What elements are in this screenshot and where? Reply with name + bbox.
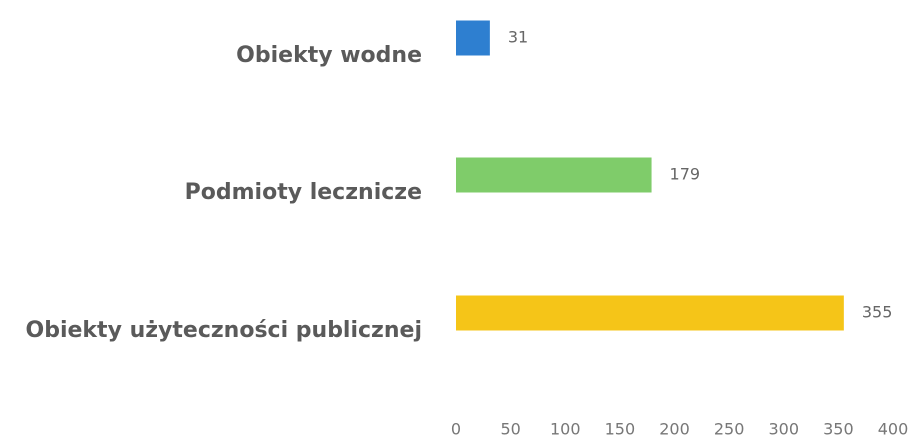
x-tick-label: 250: [714, 420, 745, 439]
bar: [456, 157, 652, 193]
category-label: Obiekty wodne: [236, 43, 422, 68]
x-tick-label: 150: [605, 420, 636, 439]
value-label: 179: [670, 165, 701, 184]
category-label: Obiekty użyteczności publicznej: [26, 318, 422, 343]
x-tick-label: 50: [500, 420, 520, 439]
x-tick-label: 400: [878, 420, 909, 439]
x-tick-label: 350: [823, 420, 854, 439]
x-tick-label: 300: [768, 420, 799, 439]
x-tick-label: 100: [550, 420, 581, 439]
bar: [456, 295, 844, 331]
x-tick-label: 200: [659, 420, 690, 439]
value-label: 355: [862, 303, 893, 322]
x-tick-label: 0: [451, 420, 461, 439]
bar: [456, 20, 490, 56]
category-label: Podmioty lecznicze: [185, 180, 422, 205]
value-label: 31: [508, 28, 528, 47]
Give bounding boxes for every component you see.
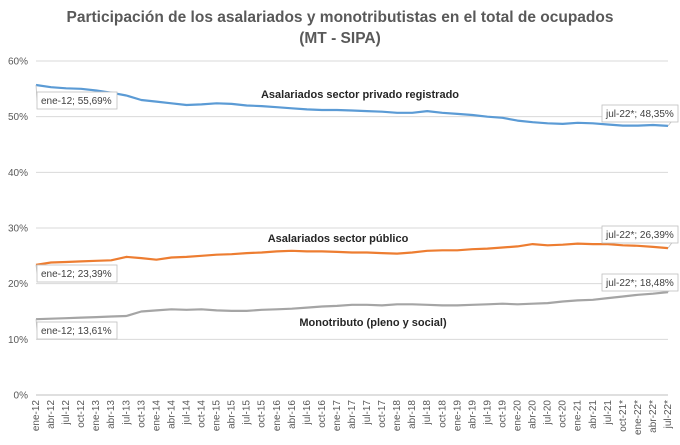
y-tick-label: 20%: [8, 279, 28, 290]
x-tick-label: oct-16: [317, 400, 328, 428]
series-label-publico: Asalariados sector público: [268, 233, 409, 245]
start-label-privado: ene-12; 55,69%: [41, 96, 112, 107]
x-tick-label: ene-13: [91, 400, 102, 432]
series-line-privado: [35, 83, 669, 127]
x-tick-label: jul-22*: [663, 400, 674, 429]
x-tick-label: ene-15: [212, 400, 223, 432]
y-tick-label: 60%: [8, 57, 28, 68]
x-tick-label: ene-21: [573, 400, 584, 432]
x-tick-label: jul-17: [362, 400, 373, 426]
x-tick-label: jul-21: [603, 400, 614, 426]
x-tick-label: abr-12: [46, 400, 57, 429]
end-label-privado-box: [601, 104, 679, 123]
x-tick-label: jul-15: [242, 400, 253, 426]
x-tick-label: ene-16: [272, 400, 283, 432]
y-tick-label: 0%: [14, 391, 29, 402]
end-label-monotributo: jul-22*; 18,48%: [605, 278, 674, 289]
x-tick-label: jul-12: [61, 400, 72, 426]
x-tick-label: oct-19: [497, 400, 508, 428]
start-label-privado-box: [36, 91, 118, 110]
chart-title: Participación de los asalariados y monot…: [66, 9, 614, 26]
start-label-monotributo: ene-12; 13,61%: [41, 326, 112, 337]
x-tick-label: oct-15: [257, 400, 268, 428]
x-tick-label: abr-22*: [648, 400, 659, 433]
x-tick-label: ene-12: [31, 400, 42, 432]
x-tick-label: oct-17: [377, 400, 388, 428]
x-tick-label: oct-18: [437, 400, 448, 428]
x-tick-label: ene-18: [392, 400, 403, 432]
series-line-publico: [35, 242, 669, 266]
chart-subtitle: (MT - SIPA): [299, 30, 381, 47]
series-label-monotributo: Monotributo (pleno y social): [299, 317, 447, 329]
x-tick-label: ene-22*: [633, 400, 644, 435]
x-tick-label: abr-16: [287, 400, 298, 429]
end-label-monotributo-box: [601, 273, 679, 292]
x-tick-label: abr-20: [528, 400, 539, 429]
end-label-publico-box: [601, 225, 679, 244]
y-tick-label: 40%: [8, 168, 28, 179]
start-label-publico: ene-12; 23,39%: [41, 269, 112, 280]
x-tick-label: jul-19: [482, 400, 493, 426]
start-label-publico-box: [36, 264, 118, 283]
x-tick-label: jul-13: [121, 400, 132, 426]
x-tick-label: abr-18: [407, 400, 418, 429]
end-label-publico: jul-22*; 26,39%: [605, 230, 674, 241]
x-tick-label: abr-19: [467, 400, 478, 429]
x-tick-label: ene-20: [513, 400, 524, 432]
x-tick-label: oct-13: [136, 400, 147, 428]
y-tick-label: 10%: [8, 335, 28, 346]
x-tick-label: oct-21*: [618, 400, 629, 432]
x-tick-label: jul-18: [422, 400, 433, 426]
x-tick-label: jul-14: [181, 400, 192, 426]
x-tick-label: oct-20: [558, 400, 569, 428]
x-tick-label: abr-21: [588, 400, 599, 429]
x-tick-label: ene-17: [332, 400, 343, 432]
x-tick-label: abr-14: [166, 400, 177, 429]
x-tick-label: abr-13: [106, 400, 117, 429]
y-tick-label: 50%: [8, 112, 28, 123]
x-tick-label: ene-19: [452, 400, 463, 432]
end-label-privado: jul-22*; 48,35%: [605, 109, 674, 120]
x-tick-label: jul-20: [543, 400, 554, 426]
series-label-privado: Asalariados sector privado registrado: [261, 89, 459, 101]
x-tick-label: abr-17: [347, 400, 358, 429]
y-tick-label: 30%: [8, 224, 28, 235]
start-label-monotributo-box: [36, 321, 118, 340]
x-tick-label: oct-12: [76, 400, 87, 428]
x-tick-label: oct-14: [197, 400, 208, 428]
series-line-monotributo: [35, 291, 669, 321]
x-tick-label: jul-16: [302, 400, 313, 426]
x-tick-label: ene-14: [151, 400, 162, 432]
x-tick-label: abr-15: [227, 400, 238, 429]
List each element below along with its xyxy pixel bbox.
•••••
List every line in the records above that contains the string "start", copying each line in full. Case counts.

start-label-privado: ene-12; 55,69%: [41, 96, 112, 107]
start-label-privado-box: [36, 91, 118, 110]
start-label-monotributo: ene-12; 13,61%: [41, 326, 112, 337]
start-label-publico: ene-12; 23,39%: [41, 269, 112, 280]
start-label-publico-box: [36, 264, 118, 283]
start-label-monotributo-box: [36, 321, 118, 340]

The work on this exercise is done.